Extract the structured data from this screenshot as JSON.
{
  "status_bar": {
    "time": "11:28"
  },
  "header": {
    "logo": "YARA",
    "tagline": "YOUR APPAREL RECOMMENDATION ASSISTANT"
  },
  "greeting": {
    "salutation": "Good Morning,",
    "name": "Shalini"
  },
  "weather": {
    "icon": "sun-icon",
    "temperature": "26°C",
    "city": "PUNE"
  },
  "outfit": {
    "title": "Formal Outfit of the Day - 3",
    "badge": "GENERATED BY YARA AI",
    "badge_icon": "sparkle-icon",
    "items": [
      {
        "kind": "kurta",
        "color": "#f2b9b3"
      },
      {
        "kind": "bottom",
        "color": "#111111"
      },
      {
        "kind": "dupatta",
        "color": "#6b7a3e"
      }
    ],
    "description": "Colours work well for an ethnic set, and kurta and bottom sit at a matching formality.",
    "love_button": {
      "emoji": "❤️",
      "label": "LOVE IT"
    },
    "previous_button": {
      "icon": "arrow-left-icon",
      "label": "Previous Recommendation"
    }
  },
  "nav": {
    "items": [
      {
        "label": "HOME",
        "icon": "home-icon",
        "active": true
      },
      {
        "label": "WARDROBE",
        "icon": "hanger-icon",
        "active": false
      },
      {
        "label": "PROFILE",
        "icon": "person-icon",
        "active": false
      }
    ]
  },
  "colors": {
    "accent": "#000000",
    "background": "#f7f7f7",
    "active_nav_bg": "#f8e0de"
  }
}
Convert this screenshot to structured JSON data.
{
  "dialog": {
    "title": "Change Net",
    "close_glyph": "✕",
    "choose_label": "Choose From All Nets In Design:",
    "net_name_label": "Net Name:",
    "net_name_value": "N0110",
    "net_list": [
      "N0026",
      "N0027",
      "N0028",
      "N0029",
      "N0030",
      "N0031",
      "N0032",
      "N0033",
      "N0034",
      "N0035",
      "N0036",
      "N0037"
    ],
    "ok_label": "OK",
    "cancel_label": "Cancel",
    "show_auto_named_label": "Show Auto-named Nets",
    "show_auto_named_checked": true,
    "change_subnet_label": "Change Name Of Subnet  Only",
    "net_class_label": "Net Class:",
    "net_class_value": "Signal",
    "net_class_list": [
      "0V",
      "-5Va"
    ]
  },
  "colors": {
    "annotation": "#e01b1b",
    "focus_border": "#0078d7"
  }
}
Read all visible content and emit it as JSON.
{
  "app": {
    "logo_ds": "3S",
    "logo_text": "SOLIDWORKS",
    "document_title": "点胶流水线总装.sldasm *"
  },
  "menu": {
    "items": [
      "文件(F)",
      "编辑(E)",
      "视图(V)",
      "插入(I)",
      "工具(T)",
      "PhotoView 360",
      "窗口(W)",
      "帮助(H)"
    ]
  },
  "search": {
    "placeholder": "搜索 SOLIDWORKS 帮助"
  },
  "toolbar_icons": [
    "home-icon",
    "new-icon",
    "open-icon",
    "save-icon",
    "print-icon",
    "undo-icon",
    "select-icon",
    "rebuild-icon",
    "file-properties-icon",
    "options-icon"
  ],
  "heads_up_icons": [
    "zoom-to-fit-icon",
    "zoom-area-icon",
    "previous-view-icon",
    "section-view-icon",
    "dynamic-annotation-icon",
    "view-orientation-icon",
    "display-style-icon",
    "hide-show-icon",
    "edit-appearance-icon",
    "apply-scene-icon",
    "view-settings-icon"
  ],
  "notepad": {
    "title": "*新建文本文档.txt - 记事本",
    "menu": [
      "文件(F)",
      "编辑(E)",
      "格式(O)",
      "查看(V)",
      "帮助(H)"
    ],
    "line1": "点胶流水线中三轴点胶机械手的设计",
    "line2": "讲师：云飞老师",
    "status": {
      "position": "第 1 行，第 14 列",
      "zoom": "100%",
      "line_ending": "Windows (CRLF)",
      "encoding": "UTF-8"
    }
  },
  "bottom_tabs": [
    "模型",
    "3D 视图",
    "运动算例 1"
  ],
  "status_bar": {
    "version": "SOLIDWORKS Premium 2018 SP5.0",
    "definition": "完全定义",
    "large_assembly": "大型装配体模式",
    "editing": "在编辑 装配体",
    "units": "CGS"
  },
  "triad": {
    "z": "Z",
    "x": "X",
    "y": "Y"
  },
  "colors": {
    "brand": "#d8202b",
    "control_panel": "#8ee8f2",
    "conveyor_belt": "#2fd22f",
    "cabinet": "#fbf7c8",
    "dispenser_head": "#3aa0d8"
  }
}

Aim:
Wherever the word "data" occurs in a line of the listing, copy that line.

Reply to the exercise:
Extract the structured data from this screenshot as JSON.
Convert this screenshot to structured JSON data.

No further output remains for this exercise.